* _STATED TASK_
Take the data below and repeat it exactly.

* _SUPPLIED RECORDS_
━━━━━━━━━━━━━━━━
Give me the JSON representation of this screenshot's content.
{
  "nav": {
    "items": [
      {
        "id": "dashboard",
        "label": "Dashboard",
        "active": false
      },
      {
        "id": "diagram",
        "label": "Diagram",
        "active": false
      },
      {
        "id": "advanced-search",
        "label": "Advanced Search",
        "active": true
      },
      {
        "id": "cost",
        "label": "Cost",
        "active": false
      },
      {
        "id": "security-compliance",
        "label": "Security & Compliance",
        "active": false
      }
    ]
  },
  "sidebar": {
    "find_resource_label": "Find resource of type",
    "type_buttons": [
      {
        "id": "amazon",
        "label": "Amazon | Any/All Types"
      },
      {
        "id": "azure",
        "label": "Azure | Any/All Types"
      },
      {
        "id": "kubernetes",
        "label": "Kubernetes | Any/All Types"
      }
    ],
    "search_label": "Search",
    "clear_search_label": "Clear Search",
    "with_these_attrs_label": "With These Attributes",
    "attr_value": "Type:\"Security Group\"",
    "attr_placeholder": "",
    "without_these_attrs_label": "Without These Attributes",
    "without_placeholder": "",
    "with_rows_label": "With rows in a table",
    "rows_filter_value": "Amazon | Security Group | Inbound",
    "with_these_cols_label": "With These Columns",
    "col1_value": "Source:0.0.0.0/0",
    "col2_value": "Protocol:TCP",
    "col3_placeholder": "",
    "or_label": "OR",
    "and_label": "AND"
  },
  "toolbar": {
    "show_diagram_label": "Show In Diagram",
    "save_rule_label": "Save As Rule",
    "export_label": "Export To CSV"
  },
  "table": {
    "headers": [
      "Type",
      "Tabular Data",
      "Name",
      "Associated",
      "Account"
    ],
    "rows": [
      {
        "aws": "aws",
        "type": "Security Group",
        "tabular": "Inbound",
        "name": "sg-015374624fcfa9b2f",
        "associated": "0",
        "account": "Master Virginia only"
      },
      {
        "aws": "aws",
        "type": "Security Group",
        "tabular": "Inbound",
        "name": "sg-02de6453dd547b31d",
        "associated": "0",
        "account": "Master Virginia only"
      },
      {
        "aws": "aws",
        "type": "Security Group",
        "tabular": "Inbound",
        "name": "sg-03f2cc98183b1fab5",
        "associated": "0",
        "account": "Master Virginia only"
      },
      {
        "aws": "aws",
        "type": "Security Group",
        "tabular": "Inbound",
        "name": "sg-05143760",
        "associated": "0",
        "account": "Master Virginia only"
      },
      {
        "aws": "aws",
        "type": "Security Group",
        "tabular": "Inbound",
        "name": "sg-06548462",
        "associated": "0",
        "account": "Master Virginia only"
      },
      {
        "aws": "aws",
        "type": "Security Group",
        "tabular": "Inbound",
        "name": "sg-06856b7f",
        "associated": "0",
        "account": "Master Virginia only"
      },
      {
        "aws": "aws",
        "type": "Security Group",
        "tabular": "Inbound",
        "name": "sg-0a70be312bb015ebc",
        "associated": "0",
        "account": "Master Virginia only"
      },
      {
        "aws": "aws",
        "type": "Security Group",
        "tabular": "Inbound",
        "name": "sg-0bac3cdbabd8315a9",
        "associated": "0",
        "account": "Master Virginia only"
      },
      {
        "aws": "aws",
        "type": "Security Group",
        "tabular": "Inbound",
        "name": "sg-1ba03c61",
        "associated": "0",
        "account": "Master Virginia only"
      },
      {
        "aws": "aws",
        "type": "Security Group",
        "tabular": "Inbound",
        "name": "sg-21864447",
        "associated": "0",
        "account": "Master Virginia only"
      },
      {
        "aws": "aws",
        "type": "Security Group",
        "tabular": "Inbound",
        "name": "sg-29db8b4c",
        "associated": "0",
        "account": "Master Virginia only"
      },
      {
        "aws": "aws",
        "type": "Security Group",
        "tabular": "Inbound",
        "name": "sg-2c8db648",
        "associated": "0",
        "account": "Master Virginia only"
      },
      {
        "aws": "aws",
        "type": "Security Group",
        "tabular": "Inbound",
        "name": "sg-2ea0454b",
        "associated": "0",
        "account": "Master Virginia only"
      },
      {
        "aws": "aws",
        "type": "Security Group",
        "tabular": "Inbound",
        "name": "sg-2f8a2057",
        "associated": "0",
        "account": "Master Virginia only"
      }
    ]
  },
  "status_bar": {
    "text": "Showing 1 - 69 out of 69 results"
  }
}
━━━━━━━━━━━━━━━━
* _RESULT OF THIS TASK_
Give me the JSON representation of this screenshot's content.
{
  "nav": {
    "items": [
      {
        "id": "dashboard",
        "label": "Dashboard",
        "active": false
      },
      {
        "id": "diagram",
        "label": "Diagram",
        "active": false
      },
      {
        "id": "advanced-search",
        "label": "Advanced Search",
        "active": true
      },
      {
        "id": "cost",
        "label": "Cost",
        "active": false
      },
      {
        "id": "security-compliance",
        "label": "Security & Compliance",
        "active": false
      }
    ]
  },
  "sidebar": {
    "find_resource_label": "Find resource of type",
    "type_buttons": [
      {
        "id": "amazon",
        "label": "Amazon | Any/All Types"
      },
      {
        "id": "azure",
        "label": "Azure | Any/All Types"
      },
      {
        "id": "kubernetes",
        "label": "Kubernetes | Any/All Types"
      }
    ],
    "search_label": "Search",
    "clear_search_label": "Clear Search",
    "with_these_attrs_label": "With These Attributes",
    "attr_value": "Type:\"Security Group\"",
    "attr_placeholder": "",
    "without_these_attrs_label": "Without These Attributes",
    "without_placeholder": "",
    "with_rows_label": "With rows in a table",
    "rows_filter_value": "Amazon | Security Group | Inbound",
    "with_these_cols_label": "With These Columns",
    "col1_value": "Source:0.0.0.0/0",
    "col2_value": "Protocol:TCP",
    "col3_placeholder": "",
    "or_label": "OR",
    "and_label": "AND"
  },
  "toolbar": {
    "show_diagram_label": "Show In Diagram",
    "save_rule_label": "Save As Rule",
    "export_label": "Export To CSV"
  },
  "table": {
    "headers": [
      "Type",
      "Tabular Data",
      "Name",
      "Associated",
      "Account"
    ],
    "rows": [
      {
        "aws": "aws",
        "type": "Security Group",
        "tabular": "Inbound",
        "name": "sg-015374624fcfa9b2f",
        "associated": "0",
        "account": "Master Virginia only"
      },
      {
        "aws": "aws",
        "type": "Security Group",
        "tabular": "Inbound",
        "name": "sg-02de6453dd547b31d",
        "associated": "0",
        "account": "Master Virginia only"
      },
      {
        "aws": "aws",
        "type": "Security Group",
        "tabular": "Inbound",
        "name": "sg-03f2cc98183b1fab5",
        "associated": "0",
        "account": "Master Virginia only"
      },
      {
        "aws": "aws",
        "type": "Security Group",
        "tabular": "Inbound",
        "name": "sg-05143760",
        "associated": "0",
        "account": "Master Virginia only"
      },
      {
        "aws": "aws",
        "type": "Security Group",
        "tabular": "Inbound",
        "name": "sg-06548462",
        "associated": "0",
        "account": "Master Virginia only"
      },
      {
        "aws": "aws",
        "type": "Security Group",
        "tabular": "Inbound",
        "name": "sg-06856b7f",
        "associated": "0",
        "account": "Master Virginia only"
      },
      {
        "aws": "aws",
        "type": "Security Group",
        "tabular": "Inbound",
        "name": "sg-0a70be312bb015ebc",
        "associated": "0",
        "account": "Master Virginia only"
      },
      {
        "aws": "aws",
        "type": "Security Group",
        "tabular": "Inbound",
        "name": "sg-0bac3cdbabd8315a9",
        "associated": "0",
        "account": "Master Virginia only"
      },
      {
        "aws": "aws",
        "type": "Security Group",
        "tabular": "Inbound",
        "name": "sg-1ba03c61",
        "associated": "0",
        "account": "Master Virginia only"
      },
      {
        "aws": "aws",
        "type": "Security Group",
        "tabular": "Inbound",
        "name": "sg-21864447",
        "associated": "0",
        "account": "Master Virginia only"
      },
      {
        "aws": "aws",
        "type": "Security Group",
        "tabular": "Inbound",
        "name": "sg-29db8b4c",
        "associated": "0",
        "account": "Master Virginia only"
      },
      {
        "aws": "aws",
        "type": "Security Group",
        "tabular": "Inbound",
        "name": "sg-2c8db648",
        "associated": "0",
        "account": "Master Virginia only"
      },
      {
        "aws": "aws",
        "type": "Security Group",
        "tabular": "Inbound",
        "name": "sg-2ea0454b",
        "associated": "0",
        "account": "Master Virginia only"
      },
      {
        "aws": "aws",
        "type": "Security Group",
        "tabular": "Inbound",
        "name": "sg-2f8a2057",
        "associated": "0",
        "account": "Master Virginia only"
      }
    ]
  },
  "status_bar": {
    "text": "Showing 1 - 69 out of 69 results"
  }
}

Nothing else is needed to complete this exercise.